**JOB:**
In the material below, find how many lines contain the string "端午游湖". Write only that number.
--- start of INFORMATION PROVIDED ---
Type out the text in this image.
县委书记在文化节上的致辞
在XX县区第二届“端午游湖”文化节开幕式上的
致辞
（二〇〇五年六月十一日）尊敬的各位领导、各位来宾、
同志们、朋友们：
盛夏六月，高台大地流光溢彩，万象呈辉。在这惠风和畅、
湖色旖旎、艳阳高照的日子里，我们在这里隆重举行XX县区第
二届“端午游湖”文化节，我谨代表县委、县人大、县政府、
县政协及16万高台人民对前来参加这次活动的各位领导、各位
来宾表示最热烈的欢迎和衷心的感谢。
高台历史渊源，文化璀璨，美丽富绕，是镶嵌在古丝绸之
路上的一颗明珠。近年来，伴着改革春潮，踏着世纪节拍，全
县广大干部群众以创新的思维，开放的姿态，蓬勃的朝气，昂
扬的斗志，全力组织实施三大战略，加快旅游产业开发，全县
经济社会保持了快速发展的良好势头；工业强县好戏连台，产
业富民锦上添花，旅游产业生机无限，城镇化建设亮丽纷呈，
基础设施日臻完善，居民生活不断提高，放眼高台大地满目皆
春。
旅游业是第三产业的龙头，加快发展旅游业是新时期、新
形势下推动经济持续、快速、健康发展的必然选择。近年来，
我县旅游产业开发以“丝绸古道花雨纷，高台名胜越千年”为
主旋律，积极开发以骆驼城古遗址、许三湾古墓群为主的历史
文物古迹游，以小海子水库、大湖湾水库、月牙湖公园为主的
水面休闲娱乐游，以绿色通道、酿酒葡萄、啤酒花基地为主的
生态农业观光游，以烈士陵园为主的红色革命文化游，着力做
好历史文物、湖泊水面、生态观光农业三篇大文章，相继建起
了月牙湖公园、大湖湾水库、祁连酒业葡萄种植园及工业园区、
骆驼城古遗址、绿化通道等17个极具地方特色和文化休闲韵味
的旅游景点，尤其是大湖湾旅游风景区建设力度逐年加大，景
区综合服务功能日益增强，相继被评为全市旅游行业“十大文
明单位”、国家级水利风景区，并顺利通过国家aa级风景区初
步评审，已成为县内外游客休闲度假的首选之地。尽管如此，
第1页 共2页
--- end of INFORMATION PROVIDED ---
**RESPONSE TO THE EXERCISE:**
2